Items from a figure collection
++++++++++++++++++++

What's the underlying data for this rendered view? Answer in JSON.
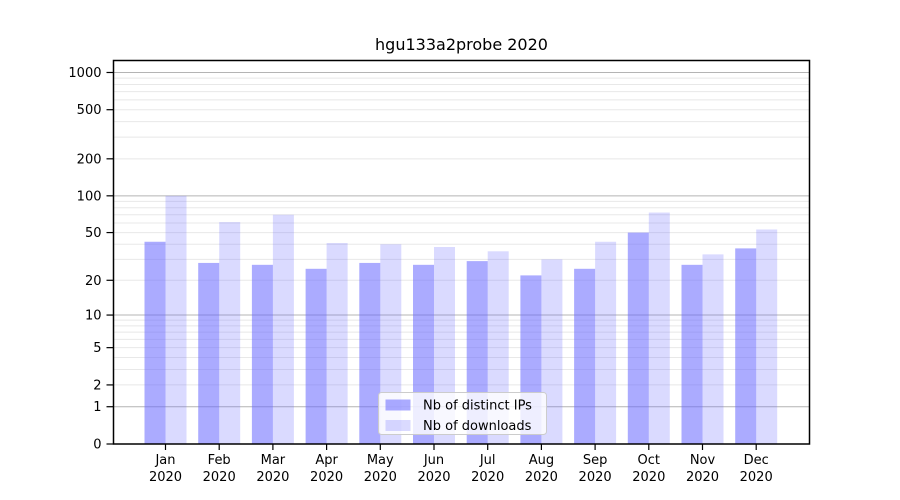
{
  "title": "hgu133a2probe 2020",
  "chart_data": {
    "type": "bar",
    "title": "hgu133a2probe 2020",
    "categories": [
      "Jan",
      "Feb",
      "Mar",
      "Apr",
      "May",
      "Jun",
      "Jul",
      "Aug",
      "Sep",
      "Oct",
      "Nov",
      "Dec"
    ],
    "category_year": "2020",
    "series": [
      {
        "name": "Nb of distinct IPs",
        "color": "rgba(102,102,255,0.55)",
        "values": [
          42,
          28,
          27,
          25,
          28,
          27,
          29,
          22,
          25,
          50,
          27,
          37
        ]
      },
      {
        "name": "Nb of downloads",
        "color": "rgba(102,102,255,0.24)",
        "values": [
          100,
          61,
          70,
          41,
          40,
          38,
          35,
          30,
          42,
          73,
          33,
          53
        ]
      }
    ],
    "xlabel": "",
    "ylabel": "",
    "yscale": "log1p",
    "ylim": [
      0,
      1250
    ],
    "yticks": [
      0,
      1,
      2,
      5,
      10,
      20,
      50,
      100,
      200,
      500,
      1000
    ],
    "grid": "horizontal major at powers of ten, minor at 2-9 per decade",
    "legend_position": "inside-bottom-center"
  },
  "colors": {
    "bar_ips": "rgba(102,102,255,0.55)",
    "bar_downloads": "rgba(102,102,255,0.24)",
    "grid_major": "#b4b4b4",
    "grid_minor": "#e8e8e8",
    "frame": "#000000",
    "legend_border": "#cccccc",
    "legend_background": "rgba(255,255,255,0.8)"
  }
}
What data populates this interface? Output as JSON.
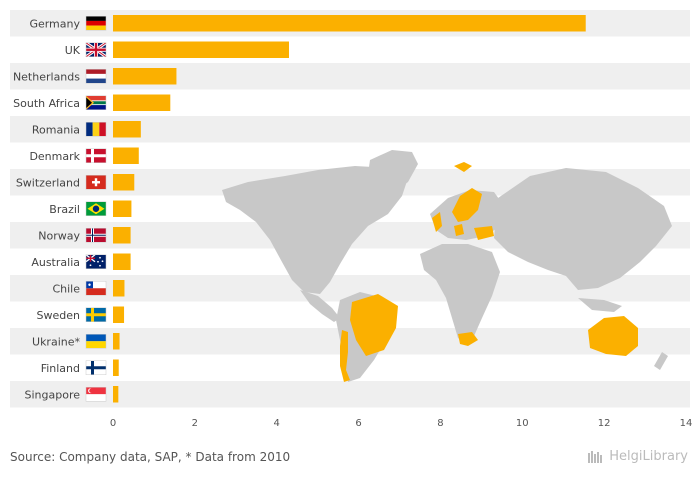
{
  "chart_data": {
    "type": "bar",
    "orientation": "horizontal",
    "categories": [
      "Germany",
      "UK",
      "Netherlands",
      "South Africa",
      "Romania",
      "Denmark",
      "Switzerland",
      "Brazil",
      "Norway",
      "Australia",
      "Chile",
      "Sweden",
      "Ukraine*",
      "Finland",
      "Singapore"
    ],
    "values": [
      11.55,
      4.3,
      1.55,
      1.4,
      0.68,
      0.63,
      0.52,
      0.45,
      0.43,
      0.43,
      0.28,
      0.27,
      0.16,
      0.14,
      0.13
    ],
    "xlim": [
      0,
      14
    ],
    "xticks": [
      0,
      2,
      4,
      6,
      8,
      10,
      12,
      14
    ],
    "bar_color": "#FBB000",
    "band_color": "#EFEFEF",
    "map_land_color": "#C8C8C8",
    "map_highlight_color": "#FBB000"
  },
  "flags": [
    "germany-flag-icon",
    "uk-flag-icon",
    "netherlands-flag-icon",
    "south-africa-flag-icon",
    "romania-flag-icon",
    "denmark-flag-icon",
    "switzerland-flag-icon",
    "brazil-flag-icon",
    "norway-flag-icon",
    "australia-flag-icon",
    "chile-flag-icon",
    "sweden-flag-icon",
    "ukraine-flag-icon",
    "finland-flag-icon",
    "singapore-flag-icon"
  ],
  "footer": {
    "source": "Source: Company data, SAP, * Data from 2010"
  },
  "brand": {
    "name": "HelgiLibrary"
  }
}
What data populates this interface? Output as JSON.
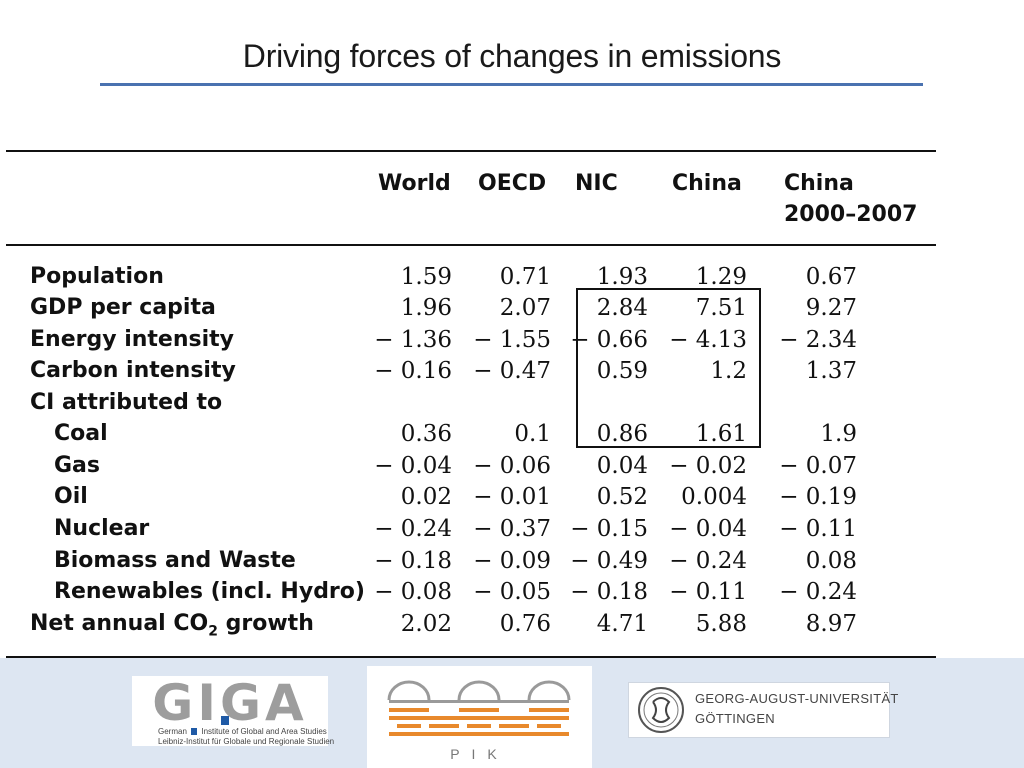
{
  "slide": {
    "title": "Driving forces of changes in emissions"
  },
  "table": {
    "columns": [
      "World",
      "OECD",
      "NIC",
      "China",
      "China",
      "2000–2007"
    ],
    "rows": [
      {
        "label": "Population",
        "values": [
          "1.59",
          "0.71",
          "1.93",
          "1.29",
          "0.67"
        ]
      },
      {
        "label": "GDP per capita",
        "values": [
          "1.96",
          "2.07",
          "2.84",
          "7.51",
          "9.27"
        ]
      },
      {
        "label": "Energy intensity",
        "values": [
          "− 1.36",
          "− 1.55",
          "− 0.66",
          "− 4.13",
          "− 2.34"
        ]
      },
      {
        "label": "Carbon intensity",
        "values": [
          "− 0.16",
          "− 0.47",
          "0.59",
          "1.2",
          "1.37"
        ]
      },
      {
        "label": "CI attributed to",
        "values": [
          "",
          "",
          "",
          "",
          ""
        ]
      },
      {
        "label": "Coal",
        "values": [
          "0.36",
          "0.1",
          "0.86",
          "1.61",
          "1.9"
        ]
      },
      {
        "label": "Gas",
        "values": [
          "− 0.04",
          "− 0.06",
          "0.04",
          "− 0.02",
          "− 0.07"
        ]
      },
      {
        "label": "Oil",
        "values": [
          "0.02",
          "− 0.01",
          "0.52",
          "0.004",
          "− 0.19"
        ]
      },
      {
        "label": "Nuclear",
        "values": [
          "− 0.24",
          "− 0.37",
          "− 0.15",
          "− 0.04",
          "− 0.11"
        ]
      },
      {
        "label": "Biomass and Waste",
        "values": [
          "− 0.18",
          "− 0.09",
          "− 0.49",
          "− 0.24",
          "0.08"
        ]
      },
      {
        "label": "Renewables (incl. Hydro)",
        "values": [
          "− 0.08",
          "− 0.05",
          "− 0.18",
          "− 0.11",
          "− 0.24"
        ]
      },
      {
        "label": "Net annual CO",
        "values": [
          "2.02",
          "0.76",
          "4.71",
          "5.88",
          "8.97"
        ]
      }
    ],
    "co2_subscript": "2",
    "co2_suffix": " growth"
  },
  "footer": {
    "giga_mark": "GIGA",
    "giga_line1": "German",
    "giga_line1b": "Institute of Global and Area Studies",
    "giga_line2": "Leibniz-Institut für Globale und Regionale Studien",
    "pik_label": "PIK",
    "goe_line1": "GEORG-AUGUST-UNIVERSITÄT",
    "goe_line2": "GÖTTINGEN"
  },
  "colors": {
    "title_rule": "#4a72b0",
    "footer_band": "#dde6f2",
    "pik_orange": "#e8892c",
    "giga_blue": "#1f5aa6"
  }
}
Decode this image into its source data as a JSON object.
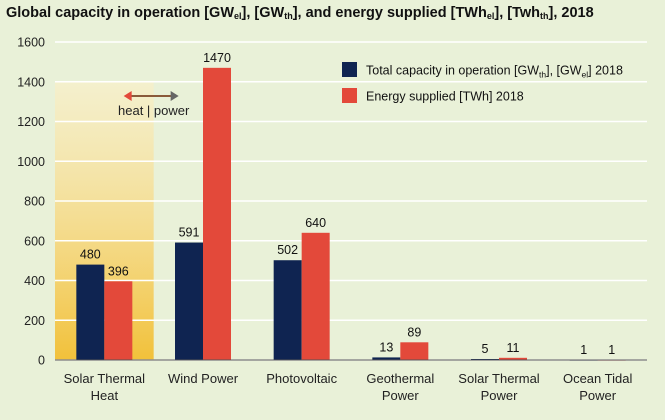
{
  "title": {
    "part1": "Global capacity in operation [GW",
    "sub1": "el",
    "part2": "], [GW",
    "sub2": "th",
    "part3": "], and energy supplied [TWh",
    "sub3": "el",
    "part4": "], [Twh",
    "sub4": "th",
    "part5": "], 2018"
  },
  "colors": {
    "capacity": "#0f2451",
    "energy": "#e3493a",
    "background": "#e9f1d8",
    "grid": "#ffffff",
    "highlight": "#f4c542",
    "arrow": "#8a5a3a"
  },
  "chart_data": {
    "type": "bar",
    "categories": [
      [
        "Solar Thermal",
        "Heat"
      ],
      [
        "Wind Power"
      ],
      [
        "Photovoltaic"
      ],
      [
        "Geothermal",
        "Power"
      ],
      [
        "Solar Thermal",
        "Power"
      ],
      [
        "Ocean Tidal",
        "Power"
      ]
    ],
    "series": [
      {
        "name": "Total capacity in operation [GWth], [GWel] 2018",
        "legend_main": "Total capacity in operation [GW",
        "legend_sub1": "th",
        "legend_mid": "], [GW",
        "legend_sub2": "el",
        "legend_end": "] 2018",
        "values": [
          480,
          591,
          502,
          13,
          5,
          1
        ],
        "color": "#0f2451"
      },
      {
        "name": "Energy supplied [TWh] 2018",
        "legend_main": "Energy supplied [TWh] 2018",
        "values": [
          396,
          1470,
          640,
          89,
          11,
          1
        ],
        "color": "#e3493a"
      }
    ],
    "ylim": [
      0,
      1600
    ],
    "yticks": [
      0,
      200,
      400,
      600,
      800,
      1000,
      1200,
      1400,
      1600
    ],
    "grid": true,
    "legend_position": "top-right",
    "annotation": "heat | power"
  }
}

++++++++++++++++++++

DIRECTIONS FOR THIS TASK
Say the number of lines in the records above that include the string "Total", and no more.

FINAL RESULT
2